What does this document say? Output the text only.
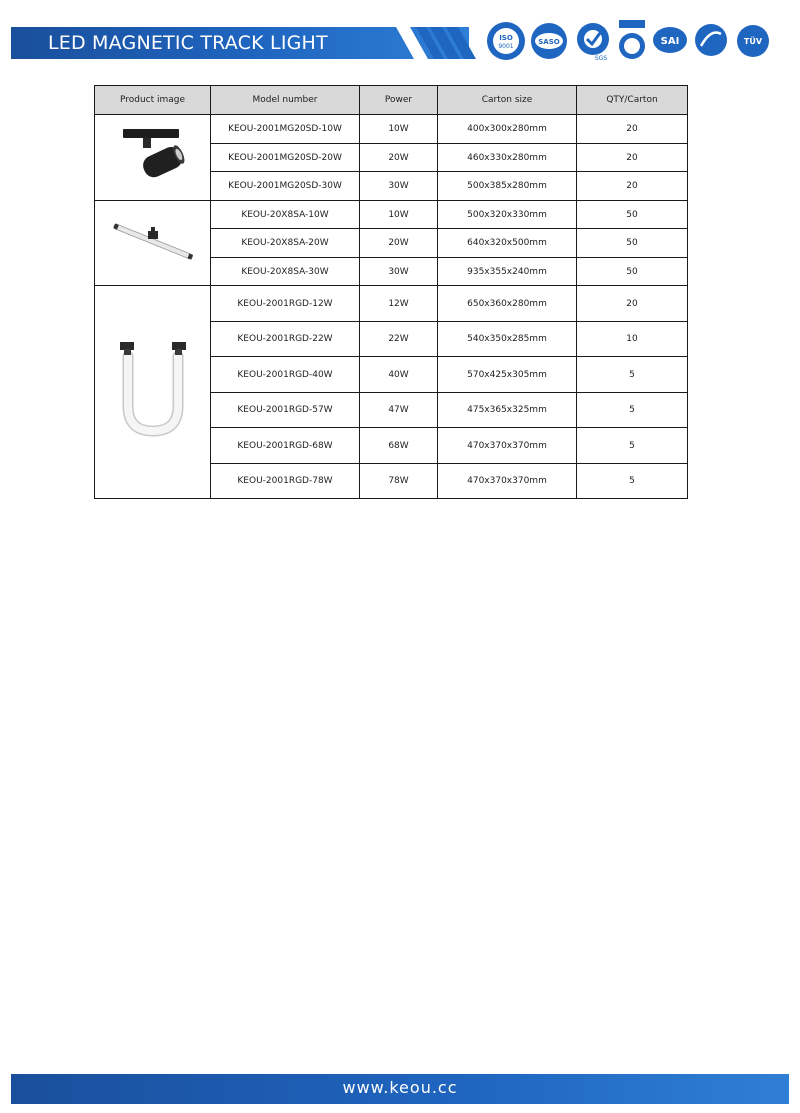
LED MAGNETIC TRACK LIGHT	ISO
9001
SASO
SGS
SAI	TÜV
Product image	Model number	Power	Carton size	QTY/Carton
	KEOU-2001MG20SD-10W	10W	400x300x280mm	20
	KEOU-2001MG20SD-20W	20W	460x330x280mm	20
	KEOU-2001MG20SD-30W	30W	500x385x280mm	20
	KEOU-20X8SA-10W	10W	500x320x330mm	50
	KEOU-20X8SA-20W	20W	640x320x500mm	50
	KEOU-20X8SA-30W	30W	935x355x240mm	50
	KEOU-2001RGD-12W	12W	650x360x280mm	20
	KEOU-2001RGD-22W	22W	540x350x285mm	10
	KEOU-2001RGD-40W	40W	570x425x305mm	5
	KEOU-2001RGD-57W	47W	475x365x325mm	5
	KEOU-2001RGD-68W	68W	470x370x370mm	5
	KEOU-2001RGD-78W	78W	470x370x370mm	5
www.keou.cc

━━━

Copy every entry exactly as written. Pictures are excluded.

What does this document say? Output the text only.
LED MAGNETIC TRACK LIGHT	ISO
9001
SASO
SGS
SAI	TÜV
Product image	Model number	Power	Carton size	QTY/Carton
	KEOU-2001MG20SD-10W	10W	400x300x280mm	20
	KEOU-2001MG20SD-20W	20W	460x330x280mm	20
	KEOU-2001MG20SD-30W	30W	500x385x280mm	20
	KEOU-20X8SA-10W	10W	500x320x330mm	50
	KEOU-20X8SA-20W	20W	640x320x500mm	50
	KEOU-20X8SA-30W	30W	935x355x240mm	50
	KEOU-2001RGD-12W	12W	650x360x280mm	20
	KEOU-2001RGD-22W	22W	540x350x285mm	10
	KEOU-2001RGD-40W	40W	570x425x305mm	5
	KEOU-2001RGD-57W	47W	475x365x325mm	5
	KEOU-2001RGD-68W	68W	470x370x370mm	5
	KEOU-2001RGD-78W	78W	470x370x370mm	5
www.keou.cc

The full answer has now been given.